INPUT DATA —
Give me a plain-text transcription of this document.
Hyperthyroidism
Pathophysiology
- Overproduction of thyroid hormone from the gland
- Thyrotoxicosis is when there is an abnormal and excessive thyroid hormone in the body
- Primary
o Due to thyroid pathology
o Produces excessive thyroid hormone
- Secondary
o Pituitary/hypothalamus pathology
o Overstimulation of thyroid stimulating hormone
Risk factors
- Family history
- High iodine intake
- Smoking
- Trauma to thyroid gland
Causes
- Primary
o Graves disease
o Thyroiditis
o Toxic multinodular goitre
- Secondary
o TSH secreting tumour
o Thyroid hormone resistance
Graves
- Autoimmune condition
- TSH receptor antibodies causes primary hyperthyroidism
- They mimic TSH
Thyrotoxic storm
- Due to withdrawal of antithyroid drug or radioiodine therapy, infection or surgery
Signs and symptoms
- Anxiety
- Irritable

TASK BRIEF —
What you return should match every line above exactly.

RESULT OF THE EXERCISE —
Give me a plain-text transcription of this document.
Hyperthyroidism
Pathophysiology
- Overproduction of thyroid hormone from the gland
- Thyrotoxicosis is when there is an abnormal and excessive thyroid hormone in the body
- Primary
o Due to thyroid pathology
o Produces excessive thyroid hormone
- Secondary
o Pituitary/hypothalamus pathology
o Overstimulation of thyroid stimulating hormone
Risk factors
- Family history
- High iodine intake
- Smoking
- Trauma to thyroid gland
Causes
- Primary
o Graves disease
o Thyroiditis
o Toxic multinodular goitre
- Secondary
o TSH secreting tumour
o Thyroid hormone resistance
Graves
- Autoimmune condition
- TSH receptor antibodies causes primary hyperthyroidism
- They mimic TSH
Thyrotoxic storm
- Due to withdrawal of antithyroid drug or radioiodine therapy, infection or surgery
Signs and symptoms
- Anxiety
- Irritable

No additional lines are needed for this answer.